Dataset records
------------------------

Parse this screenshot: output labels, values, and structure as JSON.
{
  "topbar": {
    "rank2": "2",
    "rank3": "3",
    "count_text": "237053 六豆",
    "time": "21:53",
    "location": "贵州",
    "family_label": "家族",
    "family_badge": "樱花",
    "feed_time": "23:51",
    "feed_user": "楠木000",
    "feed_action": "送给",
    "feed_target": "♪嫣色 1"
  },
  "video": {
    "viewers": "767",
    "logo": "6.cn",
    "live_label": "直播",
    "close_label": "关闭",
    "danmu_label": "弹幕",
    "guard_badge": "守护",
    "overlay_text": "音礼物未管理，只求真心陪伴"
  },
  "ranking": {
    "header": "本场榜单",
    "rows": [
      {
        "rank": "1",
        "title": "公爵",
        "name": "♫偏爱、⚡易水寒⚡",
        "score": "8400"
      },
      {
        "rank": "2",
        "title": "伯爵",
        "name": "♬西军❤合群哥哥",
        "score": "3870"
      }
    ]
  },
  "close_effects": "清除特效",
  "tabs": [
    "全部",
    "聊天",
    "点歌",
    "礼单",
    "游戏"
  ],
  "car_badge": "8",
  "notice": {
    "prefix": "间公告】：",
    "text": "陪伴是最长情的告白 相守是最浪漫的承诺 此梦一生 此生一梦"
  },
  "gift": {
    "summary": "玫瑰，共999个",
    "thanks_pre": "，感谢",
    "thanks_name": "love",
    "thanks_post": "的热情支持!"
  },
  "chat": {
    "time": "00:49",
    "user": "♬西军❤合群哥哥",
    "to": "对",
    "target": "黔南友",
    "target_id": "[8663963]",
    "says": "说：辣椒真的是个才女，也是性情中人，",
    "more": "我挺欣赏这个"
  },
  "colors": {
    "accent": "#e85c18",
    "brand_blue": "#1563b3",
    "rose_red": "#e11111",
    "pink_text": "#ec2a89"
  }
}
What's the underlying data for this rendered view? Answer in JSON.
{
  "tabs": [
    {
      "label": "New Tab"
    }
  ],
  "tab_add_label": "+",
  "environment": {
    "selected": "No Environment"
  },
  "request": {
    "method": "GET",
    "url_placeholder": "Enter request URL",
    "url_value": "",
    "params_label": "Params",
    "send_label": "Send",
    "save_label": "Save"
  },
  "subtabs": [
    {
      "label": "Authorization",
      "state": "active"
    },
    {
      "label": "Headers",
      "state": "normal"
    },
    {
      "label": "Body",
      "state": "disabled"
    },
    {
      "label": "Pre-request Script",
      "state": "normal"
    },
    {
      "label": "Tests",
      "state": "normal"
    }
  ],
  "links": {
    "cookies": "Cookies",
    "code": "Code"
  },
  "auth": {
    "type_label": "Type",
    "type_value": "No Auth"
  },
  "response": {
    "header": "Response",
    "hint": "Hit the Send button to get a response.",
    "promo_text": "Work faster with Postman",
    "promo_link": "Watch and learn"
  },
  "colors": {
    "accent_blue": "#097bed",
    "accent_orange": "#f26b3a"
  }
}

------------------------

REQUIRED WORK
Print the whole listing exactly as it is.

FINISHED EXERCISE
Parse this screenshot: output labels, values, and structure as JSON.
{
  "topbar": {
    "rank2": "2",
    "rank3": "3",
    "count_text": "237053 六豆",
    "time": "21:53",
    "location": "贵州",
    "family_label": "家族",
    "family_badge": "樱花",
    "feed_time": "23:51",
    "feed_user": "楠木000",
    "feed_action": "送给",
    "feed_target": "♪嫣色 1"
  },
  "video": {
    "viewers": "767",
    "logo": "6.cn",
    "live_label": "直播",
    "close_label": "关闭",
    "danmu_label": "弹幕",
    "guard_badge": "守护",
    "overlay_text": "音礼物未管理，只求真心陪伴"
  },
  "ranking": {
    "header": "本场榜单",
    "rows": [
      {
        "rank": "1",
        "title": "公爵",
        "name": "♫偏爱、⚡易水寒⚡",
        "score": "8400"
      },
      {
        "rank": "2",
        "title": "伯爵",
        "name": "♬西军❤合群哥哥",
        "score": "3870"
      }
    ]
  },
  "close_effects": "清除特效",
  "tabs": [
    "全部",
    "聊天",
    "点歌",
    "礼单",
    "游戏"
  ],
  "car_badge": "8",
  "notice": {
    "prefix": "间公告】：",
    "text": "陪伴是最长情的告白 相守是最浪漫的承诺 此梦一生 此生一梦"
  },
  "gift": {
    "summary": "玫瑰，共999个",
    "thanks_pre": "，感谢",
    "thanks_name": "love",
    "thanks_post": "的热情支持!"
  },
  "chat": {
    "time": "00:49",
    "user": "♬西军❤合群哥哥",
    "to": "对",
    "target": "黔南友",
    "target_id": "[8663963]",
    "says": "说：辣椒真的是个才女，也是性情中人，",
    "more": "我挺欣赏这个"
  },
  "colors": {
    "accent": "#e85c18",
    "brand_blue": "#1563b3",
    "rose_red": "#e11111",
    "pink_text": "#ec2a89"
  }
}
What's the underlying data for this rendered view? Answer in JSON.
{
  "tabs": [
    {
      "label": "New Tab"
    }
  ],
  "tab_add_label": "+",
  "environment": {
    "selected": "No Environment"
  },
  "request": {
    "method": "GET",
    "url_placeholder": "Enter request URL",
    "url_value": "",
    "params_label": "Params",
    "send_label": "Send",
    "save_label": "Save"
  },
  "subtabs": [
    {
      "label": "Authorization",
      "state": "active"
    },
    {
      "label": "Headers",
      "state": "normal"
    },
    {
      "label": "Body",
      "state": "disabled"
    },
    {
      "label": "Pre-request Script",
      "state": "normal"
    },
    {
      "label": "Tests",
      "state": "normal"
    }
  ],
  "links": {
    "cookies": "Cookies",
    "code": "Code"
  },
  "auth": {
    "type_label": "Type",
    "type_value": "No Auth"
  },
  "response": {
    "header": "Response",
    "hint": "Hit the Send button to get a response.",
    "promo_text": "Work faster with Postman",
    "promo_link": "Watch and learn"
  },
  "colors": {
    "accent_blue": "#097bed",
    "accent_orange": "#f26b3a"
  }
}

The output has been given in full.